Stated exercise = Repeat the listing in full, exactly as it stands.

(Records from a data source)
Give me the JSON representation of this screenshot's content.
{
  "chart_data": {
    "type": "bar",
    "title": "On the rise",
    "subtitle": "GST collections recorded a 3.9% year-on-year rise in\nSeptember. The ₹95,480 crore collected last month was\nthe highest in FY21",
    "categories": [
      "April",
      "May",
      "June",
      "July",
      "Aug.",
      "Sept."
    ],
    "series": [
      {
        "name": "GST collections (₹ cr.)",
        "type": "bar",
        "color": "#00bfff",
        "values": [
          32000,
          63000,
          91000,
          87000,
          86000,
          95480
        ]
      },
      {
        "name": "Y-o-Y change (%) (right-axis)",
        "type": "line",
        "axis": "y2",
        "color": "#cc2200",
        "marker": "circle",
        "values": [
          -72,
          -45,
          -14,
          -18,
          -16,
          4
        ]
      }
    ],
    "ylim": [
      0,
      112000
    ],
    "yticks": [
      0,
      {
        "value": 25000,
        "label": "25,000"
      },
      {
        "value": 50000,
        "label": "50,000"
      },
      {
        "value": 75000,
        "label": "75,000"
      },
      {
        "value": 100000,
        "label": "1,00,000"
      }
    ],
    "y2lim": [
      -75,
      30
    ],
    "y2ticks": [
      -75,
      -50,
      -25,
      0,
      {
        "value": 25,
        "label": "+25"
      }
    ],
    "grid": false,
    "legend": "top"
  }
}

The answer =
Give me the JSON representation of this screenshot's content.
{
  "chart_data": {
    "type": "bar",
    "title": "On the rise",
    "subtitle": "GST collections recorded a 3.9% year-on-year rise in\nSeptember. The ₹95,480 crore collected last month was\nthe highest in FY21",
    "categories": [
      "April",
      "May",
      "June",
      "July",
      "Aug.",
      "Sept."
    ],
    "series": [
      {
        "name": "GST collections (₹ cr.)",
        "type": "bar",
        "color": "#00bfff",
        "values": [
          32000,
          63000,
          91000,
          87000,
          86000,
          95480
        ]
      },
      {
        "name": "Y-o-Y change (%) (right-axis)",
        "type": "line",
        "axis": "y2",
        "color": "#cc2200",
        "marker": "circle",
        "values": [
          -72,
          -45,
          -14,
          -18,
          -16,
          4
        ]
      }
    ],
    "ylim": [
      0,
      112000
    ],
    "yticks": [
      0,
      {
        "value": 25000,
        "label": "25,000"
      },
      {
        "value": 50000,
        "label": "50,000"
      },
      {
        "value": 75000,
        "label": "75,000"
      },
      {
        "value": 100000,
        "label": "1,00,000"
      }
    ],
    "y2lim": [
      -75,
      30
    ],
    "y2ticks": [
      -75,
      -50,
      -25,
      0,
      {
        "value": 25,
        "label": "+25"
      }
    ],
    "grid": false,
    "legend": "top"
  }
}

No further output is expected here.